> What you will do:
Check every line below for the word "this" and show those that hold it.

> Information supplied:

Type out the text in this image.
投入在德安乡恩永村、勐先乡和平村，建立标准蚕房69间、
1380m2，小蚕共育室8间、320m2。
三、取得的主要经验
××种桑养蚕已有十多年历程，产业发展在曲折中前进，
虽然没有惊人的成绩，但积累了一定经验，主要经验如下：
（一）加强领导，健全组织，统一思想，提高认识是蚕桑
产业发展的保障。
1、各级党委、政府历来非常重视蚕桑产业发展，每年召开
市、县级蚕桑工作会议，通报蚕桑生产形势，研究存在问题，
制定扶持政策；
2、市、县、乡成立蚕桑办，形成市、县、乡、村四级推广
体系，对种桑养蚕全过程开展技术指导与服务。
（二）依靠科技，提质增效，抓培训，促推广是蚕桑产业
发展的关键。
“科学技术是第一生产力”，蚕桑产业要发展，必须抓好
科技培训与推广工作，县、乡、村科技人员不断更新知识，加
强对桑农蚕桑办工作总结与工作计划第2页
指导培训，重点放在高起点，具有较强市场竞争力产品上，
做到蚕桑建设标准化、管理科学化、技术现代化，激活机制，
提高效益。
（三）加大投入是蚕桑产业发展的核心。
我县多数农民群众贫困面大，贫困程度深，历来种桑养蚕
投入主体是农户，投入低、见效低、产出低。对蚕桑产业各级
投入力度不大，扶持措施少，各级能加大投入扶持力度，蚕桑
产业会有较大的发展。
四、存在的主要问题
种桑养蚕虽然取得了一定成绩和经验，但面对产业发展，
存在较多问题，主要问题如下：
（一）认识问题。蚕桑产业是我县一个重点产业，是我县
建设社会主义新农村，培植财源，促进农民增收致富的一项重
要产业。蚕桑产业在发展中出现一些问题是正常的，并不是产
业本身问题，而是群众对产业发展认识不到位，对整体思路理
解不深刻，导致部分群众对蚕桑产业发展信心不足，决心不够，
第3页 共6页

==

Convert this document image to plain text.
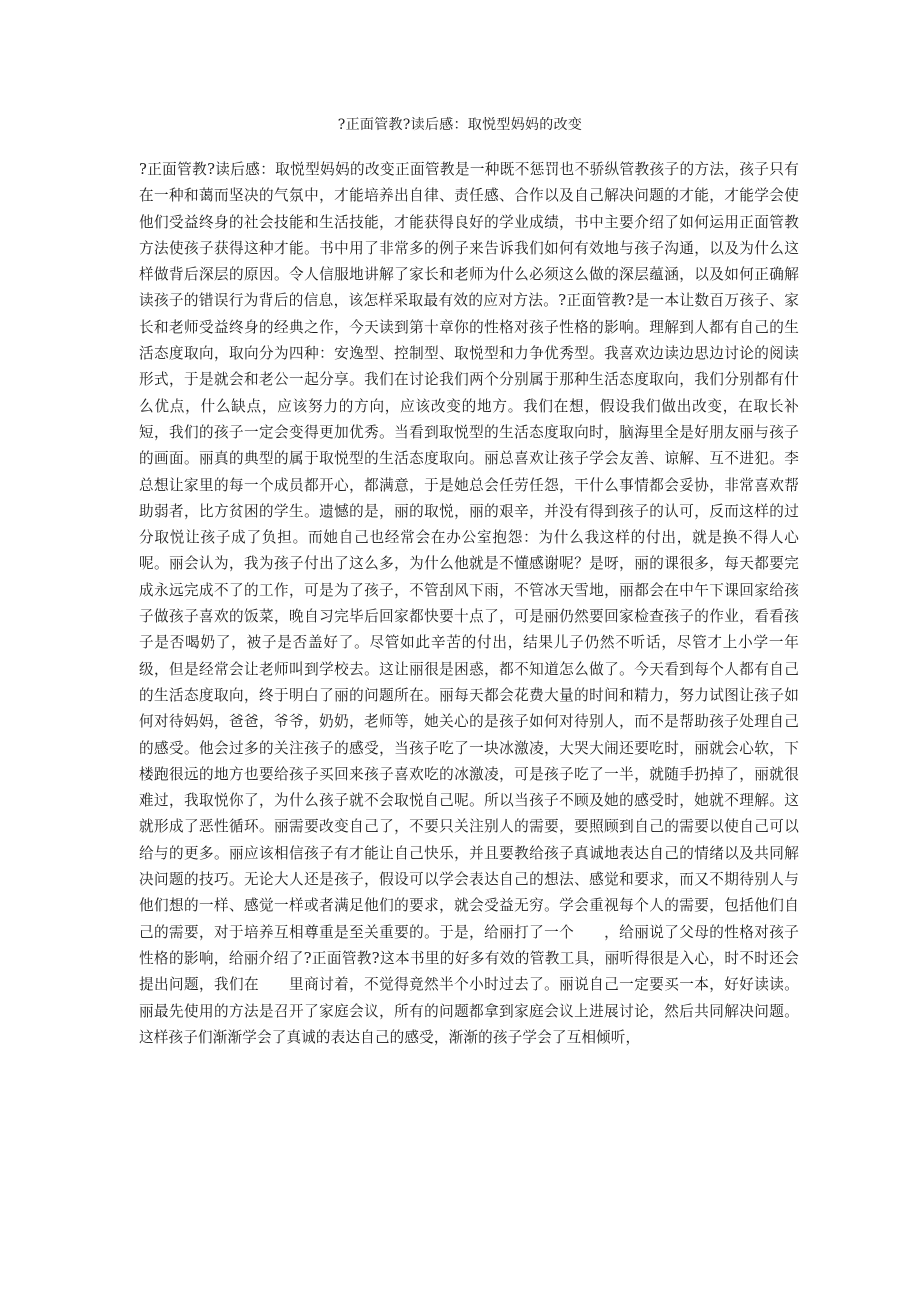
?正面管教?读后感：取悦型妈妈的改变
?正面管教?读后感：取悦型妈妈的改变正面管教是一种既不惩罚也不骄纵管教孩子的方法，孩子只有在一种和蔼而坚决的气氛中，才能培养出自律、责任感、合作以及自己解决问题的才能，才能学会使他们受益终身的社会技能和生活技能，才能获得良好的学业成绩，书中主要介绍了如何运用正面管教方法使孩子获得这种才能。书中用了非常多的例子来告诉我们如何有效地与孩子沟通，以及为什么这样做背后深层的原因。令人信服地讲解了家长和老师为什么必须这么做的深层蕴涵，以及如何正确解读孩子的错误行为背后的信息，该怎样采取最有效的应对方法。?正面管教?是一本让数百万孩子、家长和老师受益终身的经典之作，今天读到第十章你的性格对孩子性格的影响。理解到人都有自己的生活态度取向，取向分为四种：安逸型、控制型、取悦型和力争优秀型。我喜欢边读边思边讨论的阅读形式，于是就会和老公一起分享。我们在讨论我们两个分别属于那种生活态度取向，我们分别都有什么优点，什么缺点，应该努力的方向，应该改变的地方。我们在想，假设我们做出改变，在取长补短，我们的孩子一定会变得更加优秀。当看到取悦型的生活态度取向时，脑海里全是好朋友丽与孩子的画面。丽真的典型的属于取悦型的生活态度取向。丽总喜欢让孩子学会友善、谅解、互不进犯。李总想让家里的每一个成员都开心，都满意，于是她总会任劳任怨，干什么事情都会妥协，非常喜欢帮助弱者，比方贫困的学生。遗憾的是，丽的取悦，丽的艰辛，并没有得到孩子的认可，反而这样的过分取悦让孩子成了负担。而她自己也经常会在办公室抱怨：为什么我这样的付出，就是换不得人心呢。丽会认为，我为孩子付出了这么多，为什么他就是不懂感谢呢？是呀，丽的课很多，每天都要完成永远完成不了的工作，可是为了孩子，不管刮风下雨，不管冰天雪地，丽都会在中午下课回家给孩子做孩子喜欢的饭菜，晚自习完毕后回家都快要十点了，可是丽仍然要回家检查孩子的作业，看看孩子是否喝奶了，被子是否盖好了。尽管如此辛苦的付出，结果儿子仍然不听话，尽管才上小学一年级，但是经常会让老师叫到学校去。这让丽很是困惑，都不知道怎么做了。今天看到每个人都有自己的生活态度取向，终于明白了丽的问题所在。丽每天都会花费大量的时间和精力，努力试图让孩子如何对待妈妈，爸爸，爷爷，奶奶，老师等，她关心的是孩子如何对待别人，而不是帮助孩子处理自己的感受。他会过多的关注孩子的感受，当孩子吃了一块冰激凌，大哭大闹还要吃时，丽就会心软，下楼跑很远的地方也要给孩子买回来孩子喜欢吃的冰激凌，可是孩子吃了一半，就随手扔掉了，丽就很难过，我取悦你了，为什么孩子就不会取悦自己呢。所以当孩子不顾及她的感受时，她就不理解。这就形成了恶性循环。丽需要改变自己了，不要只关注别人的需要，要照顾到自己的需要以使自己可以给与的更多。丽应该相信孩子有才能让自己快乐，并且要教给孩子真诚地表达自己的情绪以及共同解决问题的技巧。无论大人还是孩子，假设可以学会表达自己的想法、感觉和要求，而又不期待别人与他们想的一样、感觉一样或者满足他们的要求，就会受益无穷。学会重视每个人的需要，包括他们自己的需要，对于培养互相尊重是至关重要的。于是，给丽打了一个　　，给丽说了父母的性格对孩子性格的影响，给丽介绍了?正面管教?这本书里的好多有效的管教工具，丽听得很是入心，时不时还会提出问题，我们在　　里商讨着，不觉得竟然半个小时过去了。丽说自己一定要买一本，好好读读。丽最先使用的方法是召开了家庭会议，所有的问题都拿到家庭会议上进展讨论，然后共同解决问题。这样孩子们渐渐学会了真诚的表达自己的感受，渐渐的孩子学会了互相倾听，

> Full output:
Type out the text in this image.
Convert this document image to plain text.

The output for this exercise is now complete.